● WHAT YOU HAVE TO DO:
Extract the lines that carry the string "Subscription" from the listing.
— start of INPUT FOR THIS TASK —
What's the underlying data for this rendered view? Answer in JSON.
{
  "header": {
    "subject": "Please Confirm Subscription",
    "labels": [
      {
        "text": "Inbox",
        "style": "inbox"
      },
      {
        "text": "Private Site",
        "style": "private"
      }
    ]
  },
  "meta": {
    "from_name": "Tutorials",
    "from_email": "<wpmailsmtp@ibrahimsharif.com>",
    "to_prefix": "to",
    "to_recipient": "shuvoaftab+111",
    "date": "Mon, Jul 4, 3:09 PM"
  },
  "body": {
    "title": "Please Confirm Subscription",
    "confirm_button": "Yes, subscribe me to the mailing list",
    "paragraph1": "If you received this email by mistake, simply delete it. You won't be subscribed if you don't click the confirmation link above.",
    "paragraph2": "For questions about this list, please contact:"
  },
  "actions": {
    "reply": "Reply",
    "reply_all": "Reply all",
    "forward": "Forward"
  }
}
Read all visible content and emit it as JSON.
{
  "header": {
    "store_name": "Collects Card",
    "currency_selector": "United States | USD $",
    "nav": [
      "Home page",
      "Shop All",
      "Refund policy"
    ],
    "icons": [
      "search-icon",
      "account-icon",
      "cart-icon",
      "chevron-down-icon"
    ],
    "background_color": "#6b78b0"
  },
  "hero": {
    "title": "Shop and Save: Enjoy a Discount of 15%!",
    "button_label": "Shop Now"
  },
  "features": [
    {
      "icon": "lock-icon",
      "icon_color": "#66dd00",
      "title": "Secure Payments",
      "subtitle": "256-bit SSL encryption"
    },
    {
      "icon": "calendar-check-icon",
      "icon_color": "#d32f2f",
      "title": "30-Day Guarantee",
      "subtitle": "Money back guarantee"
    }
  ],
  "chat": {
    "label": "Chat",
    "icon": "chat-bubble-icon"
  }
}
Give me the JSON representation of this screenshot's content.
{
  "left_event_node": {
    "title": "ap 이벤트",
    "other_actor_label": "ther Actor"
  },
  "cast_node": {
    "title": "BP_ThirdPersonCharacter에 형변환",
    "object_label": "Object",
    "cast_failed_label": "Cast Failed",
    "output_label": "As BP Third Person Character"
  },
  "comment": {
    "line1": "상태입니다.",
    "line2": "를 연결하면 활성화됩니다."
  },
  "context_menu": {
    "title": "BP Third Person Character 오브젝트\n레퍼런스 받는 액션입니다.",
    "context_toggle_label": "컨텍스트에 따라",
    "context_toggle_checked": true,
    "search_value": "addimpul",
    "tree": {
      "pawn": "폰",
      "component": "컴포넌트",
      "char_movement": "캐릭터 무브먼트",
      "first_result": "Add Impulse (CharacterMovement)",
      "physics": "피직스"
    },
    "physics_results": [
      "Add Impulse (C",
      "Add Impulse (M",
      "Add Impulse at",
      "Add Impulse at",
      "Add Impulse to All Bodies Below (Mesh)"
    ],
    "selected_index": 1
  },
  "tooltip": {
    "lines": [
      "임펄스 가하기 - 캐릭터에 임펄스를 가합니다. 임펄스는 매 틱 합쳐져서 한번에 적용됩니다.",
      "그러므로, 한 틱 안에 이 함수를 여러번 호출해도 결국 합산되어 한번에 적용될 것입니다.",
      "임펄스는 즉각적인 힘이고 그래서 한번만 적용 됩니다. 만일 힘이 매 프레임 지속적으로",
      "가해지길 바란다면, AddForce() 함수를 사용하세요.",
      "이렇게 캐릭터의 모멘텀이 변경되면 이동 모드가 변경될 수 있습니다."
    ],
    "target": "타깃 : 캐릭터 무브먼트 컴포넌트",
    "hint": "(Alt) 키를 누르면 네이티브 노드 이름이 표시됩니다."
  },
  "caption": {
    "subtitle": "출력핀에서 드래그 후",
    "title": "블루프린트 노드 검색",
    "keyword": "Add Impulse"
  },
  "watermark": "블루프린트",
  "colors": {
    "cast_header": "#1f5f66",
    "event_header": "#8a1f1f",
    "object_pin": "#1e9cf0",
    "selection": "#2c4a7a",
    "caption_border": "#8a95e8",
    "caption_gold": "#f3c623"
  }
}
— end of INPUT FOR THIS TASK —
● FINAL ANSWER:
    "subject": "Please Confirm Subscription",
    "title": "Please Confirm Subscription",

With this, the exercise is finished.